Linhas de uma coleção
____________________

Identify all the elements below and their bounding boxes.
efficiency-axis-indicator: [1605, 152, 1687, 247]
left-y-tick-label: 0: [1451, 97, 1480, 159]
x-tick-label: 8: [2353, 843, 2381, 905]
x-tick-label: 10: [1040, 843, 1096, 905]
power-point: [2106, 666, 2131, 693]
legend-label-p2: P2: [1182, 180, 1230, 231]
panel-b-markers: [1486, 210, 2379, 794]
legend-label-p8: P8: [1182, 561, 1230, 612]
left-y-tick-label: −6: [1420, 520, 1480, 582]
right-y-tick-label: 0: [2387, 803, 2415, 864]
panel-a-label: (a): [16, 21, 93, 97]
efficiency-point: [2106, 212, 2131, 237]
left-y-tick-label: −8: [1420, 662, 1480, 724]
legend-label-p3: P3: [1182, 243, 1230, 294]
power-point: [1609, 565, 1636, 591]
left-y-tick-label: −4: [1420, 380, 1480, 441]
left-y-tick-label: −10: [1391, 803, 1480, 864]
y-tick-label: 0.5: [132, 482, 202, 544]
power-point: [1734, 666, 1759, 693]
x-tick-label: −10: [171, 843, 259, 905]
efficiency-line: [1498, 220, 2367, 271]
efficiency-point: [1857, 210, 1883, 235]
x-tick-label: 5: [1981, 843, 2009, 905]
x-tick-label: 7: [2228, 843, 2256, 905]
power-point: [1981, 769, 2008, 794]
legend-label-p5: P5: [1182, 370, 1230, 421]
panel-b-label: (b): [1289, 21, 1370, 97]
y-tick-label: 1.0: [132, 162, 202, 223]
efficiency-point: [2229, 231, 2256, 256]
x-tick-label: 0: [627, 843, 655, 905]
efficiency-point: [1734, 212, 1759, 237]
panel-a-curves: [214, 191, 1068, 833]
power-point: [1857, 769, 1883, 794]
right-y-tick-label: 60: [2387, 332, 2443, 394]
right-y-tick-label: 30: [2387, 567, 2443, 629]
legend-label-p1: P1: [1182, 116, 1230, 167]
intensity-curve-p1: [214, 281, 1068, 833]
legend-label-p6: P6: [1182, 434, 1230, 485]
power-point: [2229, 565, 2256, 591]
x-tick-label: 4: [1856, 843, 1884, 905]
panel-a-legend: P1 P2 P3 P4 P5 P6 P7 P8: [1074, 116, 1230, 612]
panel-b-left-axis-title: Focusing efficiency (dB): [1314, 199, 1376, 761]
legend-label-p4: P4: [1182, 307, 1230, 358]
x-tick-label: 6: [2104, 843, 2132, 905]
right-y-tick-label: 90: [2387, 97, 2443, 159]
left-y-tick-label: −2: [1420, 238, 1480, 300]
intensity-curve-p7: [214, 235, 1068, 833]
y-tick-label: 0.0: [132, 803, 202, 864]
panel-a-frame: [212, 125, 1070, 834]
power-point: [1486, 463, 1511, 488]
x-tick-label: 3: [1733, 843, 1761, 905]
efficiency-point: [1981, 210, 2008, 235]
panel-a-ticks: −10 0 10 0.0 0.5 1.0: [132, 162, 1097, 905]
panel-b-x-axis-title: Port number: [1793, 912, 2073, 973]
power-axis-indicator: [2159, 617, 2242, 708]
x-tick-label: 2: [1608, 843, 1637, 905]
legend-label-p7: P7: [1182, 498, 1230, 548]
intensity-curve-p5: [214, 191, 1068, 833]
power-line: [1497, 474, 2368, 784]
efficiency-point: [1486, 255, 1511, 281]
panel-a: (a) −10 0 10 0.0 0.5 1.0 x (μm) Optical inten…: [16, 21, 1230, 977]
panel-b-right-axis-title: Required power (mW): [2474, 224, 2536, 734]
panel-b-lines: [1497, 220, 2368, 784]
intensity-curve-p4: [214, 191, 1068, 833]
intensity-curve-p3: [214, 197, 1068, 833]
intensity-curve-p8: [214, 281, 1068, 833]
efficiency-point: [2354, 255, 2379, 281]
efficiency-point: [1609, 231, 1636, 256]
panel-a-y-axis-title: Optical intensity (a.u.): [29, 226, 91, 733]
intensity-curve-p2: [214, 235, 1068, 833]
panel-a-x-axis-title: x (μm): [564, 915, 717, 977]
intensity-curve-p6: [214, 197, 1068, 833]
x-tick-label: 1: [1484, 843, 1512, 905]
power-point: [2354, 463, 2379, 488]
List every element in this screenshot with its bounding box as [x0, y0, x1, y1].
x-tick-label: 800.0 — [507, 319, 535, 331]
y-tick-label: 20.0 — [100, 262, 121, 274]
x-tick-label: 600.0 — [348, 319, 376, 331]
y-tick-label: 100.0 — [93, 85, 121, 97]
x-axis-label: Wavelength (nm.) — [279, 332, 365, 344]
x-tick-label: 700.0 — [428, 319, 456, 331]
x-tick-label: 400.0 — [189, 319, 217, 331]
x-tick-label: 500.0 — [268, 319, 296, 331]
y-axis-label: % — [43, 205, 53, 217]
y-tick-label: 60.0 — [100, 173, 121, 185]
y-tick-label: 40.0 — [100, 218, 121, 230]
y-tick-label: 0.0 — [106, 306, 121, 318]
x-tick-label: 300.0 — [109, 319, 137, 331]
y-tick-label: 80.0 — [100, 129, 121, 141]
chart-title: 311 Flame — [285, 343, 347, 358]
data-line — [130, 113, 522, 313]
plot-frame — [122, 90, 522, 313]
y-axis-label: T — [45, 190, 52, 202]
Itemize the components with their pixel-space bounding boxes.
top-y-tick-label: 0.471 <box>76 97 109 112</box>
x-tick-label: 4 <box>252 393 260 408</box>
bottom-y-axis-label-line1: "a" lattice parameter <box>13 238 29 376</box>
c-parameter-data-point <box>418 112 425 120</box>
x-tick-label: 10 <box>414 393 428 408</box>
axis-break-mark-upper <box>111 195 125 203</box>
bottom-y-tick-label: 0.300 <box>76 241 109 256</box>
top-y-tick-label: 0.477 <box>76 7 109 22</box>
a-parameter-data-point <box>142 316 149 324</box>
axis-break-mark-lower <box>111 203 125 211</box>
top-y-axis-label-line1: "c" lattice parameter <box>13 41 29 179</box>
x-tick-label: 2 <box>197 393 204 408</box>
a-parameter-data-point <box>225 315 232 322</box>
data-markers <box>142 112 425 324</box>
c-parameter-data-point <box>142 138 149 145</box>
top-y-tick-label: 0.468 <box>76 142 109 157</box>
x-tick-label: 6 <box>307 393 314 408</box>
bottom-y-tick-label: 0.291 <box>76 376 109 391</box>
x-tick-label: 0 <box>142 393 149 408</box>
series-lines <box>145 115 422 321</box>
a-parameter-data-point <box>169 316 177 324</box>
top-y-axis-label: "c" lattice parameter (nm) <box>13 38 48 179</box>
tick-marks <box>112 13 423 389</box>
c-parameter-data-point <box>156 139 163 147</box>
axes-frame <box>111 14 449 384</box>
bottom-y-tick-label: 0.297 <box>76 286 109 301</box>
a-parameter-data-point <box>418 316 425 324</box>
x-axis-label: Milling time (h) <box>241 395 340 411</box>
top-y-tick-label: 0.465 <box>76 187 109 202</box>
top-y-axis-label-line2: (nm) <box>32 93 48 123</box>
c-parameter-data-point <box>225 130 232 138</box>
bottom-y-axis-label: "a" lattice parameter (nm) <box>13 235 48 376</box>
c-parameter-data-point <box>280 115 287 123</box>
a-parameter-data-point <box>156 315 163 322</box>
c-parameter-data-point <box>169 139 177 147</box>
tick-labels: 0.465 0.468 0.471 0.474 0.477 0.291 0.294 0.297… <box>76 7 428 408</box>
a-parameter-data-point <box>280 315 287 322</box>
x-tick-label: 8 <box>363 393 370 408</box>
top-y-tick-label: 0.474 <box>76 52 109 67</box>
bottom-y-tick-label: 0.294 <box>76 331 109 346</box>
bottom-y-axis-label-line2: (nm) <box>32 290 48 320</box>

____________________

__Problema a resolver__
Troque "x-tick-label" por "x-axis-tick" em todas as linhas acima e reproduza-as com o restante inalterado.

__Resultado do exercício__
Identify all the elements below and their bounding boxes.
efficiency-axis-indicator: [1605, 152, 1687, 247]
left-y-tick-label: 0: [1451, 97, 1480, 159]
x-axis-tick: 8: [2353, 843, 2381, 905]
x-axis-tick: 10: [1040, 843, 1096, 905]
power-point: [2106, 666, 2131, 693]
legend-label-p2: P2: [1182, 180, 1230, 231]
panel-b-markers: [1486, 210, 2379, 794]
legend-label-p8: P8: [1182, 561, 1230, 612]
left-y-tick-label: −6: [1420, 520, 1480, 582]
right-y-tick-label: 0: [2387, 803, 2415, 864]
panel-a-label: (a): [16, 21, 93, 97]
efficiency-point: [2106, 212, 2131, 237]
left-y-tick-label: −8: [1420, 662, 1480, 724]
legend-label-p3: P3: [1182, 243, 1230, 294]
power-point: [1609, 565, 1636, 591]
left-y-tick-label: −4: [1420, 380, 1480, 441]
left-y-tick-label: −10: [1391, 803, 1480, 864]
y-tick-label: 0.5: [132, 482, 202, 544]
power-point: [1734, 666, 1759, 693]
x-axis-tick: −10: [171, 843, 259, 905]
efficiency-line: [1498, 220, 2367, 271]
efficiency-point: [1857, 210, 1883, 235]
x-axis-tick: 5: [1981, 843, 2009, 905]
x-axis-tick: 7: [2228, 843, 2256, 905]
power-point: [1981, 769, 2008, 794]
legend-label-p5: P5: [1182, 370, 1230, 421]
panel-b-label: (b): [1289, 21, 1370, 97]
y-tick-label: 1.0: [132, 162, 202, 223]
efficiency-point: [2229, 231, 2256, 256]
x-axis-tick: 0: [627, 843, 655, 905]
efficiency-point: [1734, 212, 1759, 237]
panel-a-curves: [214, 191, 1068, 833]
power-point: [1857, 769, 1883, 794]
right-y-tick-label: 60: [2387, 332, 2443, 394]
right-y-tick-label: 30: [2387, 567, 2443, 629]
legend-label-p1: P1: [1182, 116, 1230, 167]
intensity-curve-p1: [214, 281, 1068, 833]
legend-label-p6: P6: [1182, 434, 1230, 485]
power-point: [2229, 565, 2256, 591]
x-axis-tick: 4: [1856, 843, 1884, 905]
panel-a-legend: P1 P2 P3 P4 P5 P6 P7 P8: [1074, 116, 1230, 612]
panel-b-left-axis-title: Focusing efficiency (dB): [1314, 199, 1376, 761]
legend-label-p4: P4: [1182, 307, 1230, 358]
x-axis-tick: 6: [2104, 843, 2132, 905]
right-y-tick-label: 90: [2387, 97, 2443, 159]
left-y-tick-label: −2: [1420, 238, 1480, 300]
intensity-curve-p7: [214, 235, 1068, 833]
y-tick-label: 0.0: [132, 803, 202, 864]
panel-a-frame: [212, 125, 1070, 834]
power-point: [1486, 463, 1511, 488]
x-axis-tick: 3: [1733, 843, 1761, 905]
efficiency-point: [1981, 210, 2008, 235]
panel-a-ticks: −10 0 10 0.0 0.5 1.0: [132, 162, 1097, 905]
panel-b-x-axis-title: Port number: [1793, 912, 2073, 973]
power-axis-indicator: [2159, 617, 2242, 708]
x-axis-tick: 2: [1608, 843, 1637, 905]
legend-label-p7: P7: [1182, 498, 1230, 548]
intensity-curve-p5: [214, 191, 1068, 833]
power-line: [1497, 474, 2368, 784]
efficiency-point: [1486, 255, 1511, 281]
panel-a: (a) −10 0 10 0.0 0.5 1.0 x (μm) Optical inten…: [16, 21, 1230, 977]
panel-b-right-axis-title: Required power (mW): [2474, 224, 2536, 734]
panel-b-lines: [1497, 220, 2368, 784]
intensity-curve-p4: [214, 191, 1068, 833]
intensity-curve-p3: [214, 197, 1068, 833]
intensity-curve-p8: [214, 281, 1068, 833]
efficiency-point: [2354, 255, 2379, 281]
efficiency-point: [1609, 231, 1636, 256]
panel-a-y-axis-title: Optical intensity (a.u.): [29, 226, 91, 733]
intensity-curve-p2: [214, 235, 1068, 833]
panel-a-x-axis-title: x (μm): [564, 915, 717, 977]
intensity-curve-p6: [214, 197, 1068, 833]
x-axis-tick: 1: [1484, 843, 1512, 905]
power-point: [2354, 463, 2379, 488]
List every element in this screenshot with its bounding box as [x0, y0, x1, y1].
x-axis-tick: 800.0 — [507, 319, 535, 331]
y-tick-label: 20.0 — [100, 262, 121, 274]
x-axis-tick: 600.0 — [348, 319, 376, 331]
y-tick-label: 100.0 — [93, 85, 121, 97]
x-axis-label: Wavelength (nm.) — [279, 332, 365, 344]
x-axis-tick: 700.0 — [428, 319, 456, 331]
x-axis-tick: 400.0 — [189, 319, 217, 331]
x-axis-tick: 500.0 — [268, 319, 296, 331]
y-axis-label: % — [43, 205, 53, 217]
y-tick-label: 60.0 — [100, 173, 121, 185]
y-tick-label: 40.0 — [100, 218, 121, 230]
y-tick-label: 0.0 — [106, 306, 121, 318]
x-axis-tick: 300.0 — [109, 319, 137, 331]
y-tick-label: 80.0 — [100, 129, 121, 141]
chart-title: 311 Flame — [285, 343, 347, 358]
data-line — [130, 113, 522, 313]
plot-frame — [122, 90, 522, 313]
y-axis-label: T — [45, 190, 52, 202]
Itemize the components with their pixel-space bounding boxes.
top-y-tick-label: 0.471 <box>76 97 109 112</box>
x-axis-tick: 4 <box>252 393 260 408</box>
bottom-y-axis-label-line1: "a" lattice parameter <box>13 238 29 376</box>
c-parameter-data-point <box>418 112 425 120</box>
x-axis-tick: 10 <box>414 393 428 408</box>
axis-break-mark-upper <box>111 195 125 203</box>
bottom-y-tick-label: 0.300 <box>76 241 109 256</box>
top-y-tick-label: 0.477 <box>76 7 109 22</box>
a-parameter-data-point <box>142 316 149 324</box>
axis-break-mark-lower <box>111 203 125 211</box>
top-y-axis-label-line1: "c" lattice parameter <box>13 41 29 179</box>
x-axis-tick: 2 <box>197 393 204 408</box>
a-parameter-data-point <box>225 315 232 322</box>
data-markers <box>142 112 425 324</box>
c-parameter-data-point <box>142 138 149 145</box>
top-y-tick-label: 0.468 <box>76 142 109 157</box>
x-axis-tick: 6 <box>307 393 314 408</box>
bottom-y-tick-label: 0.291 <box>76 376 109 391</box>
x-axis-tick: 0 <box>142 393 149 408</box>
series-lines <box>145 115 422 321</box>
a-parameter-data-point <box>169 316 177 324</box>
top-y-axis-label: "c" lattice parameter (nm) <box>13 38 48 179</box>
tick-marks <box>112 13 423 389</box>
c-parameter-data-point <box>156 139 163 147</box>
axes-frame <box>111 14 449 384</box>
bottom-y-tick-label: 0.297 <box>76 286 109 301</box>
a-parameter-data-point <box>418 316 425 324</box>
x-axis-label: Milling time (h) <box>241 395 340 411</box>
top-y-tick-label: 0.465 <box>76 187 109 202</box>
top-y-axis-label-line2: (nm) <box>32 93 48 123</box>
c-parameter-data-point <box>225 130 232 138</box>
bottom-y-axis-label: "a" lattice parameter (nm) <box>13 235 48 376</box>
c-parameter-data-point <box>280 115 287 123</box>
a-parameter-data-point <box>156 315 163 322</box>
c-parameter-data-point <box>169 139 177 147</box>
tick-labels: 0.465 0.468 0.471 0.474 0.477 0.291 0.294 0.297… <box>76 7 428 408</box>
a-parameter-data-point <box>280 315 287 322</box>
x-axis-tick: 8 <box>363 393 370 408</box>
top-y-tick-label: 0.474 <box>76 52 109 67</box>
bottom-y-tick-label: 0.294 <box>76 331 109 346</box>
bottom-y-axis-label-line2: (nm) <box>32 290 48 320</box>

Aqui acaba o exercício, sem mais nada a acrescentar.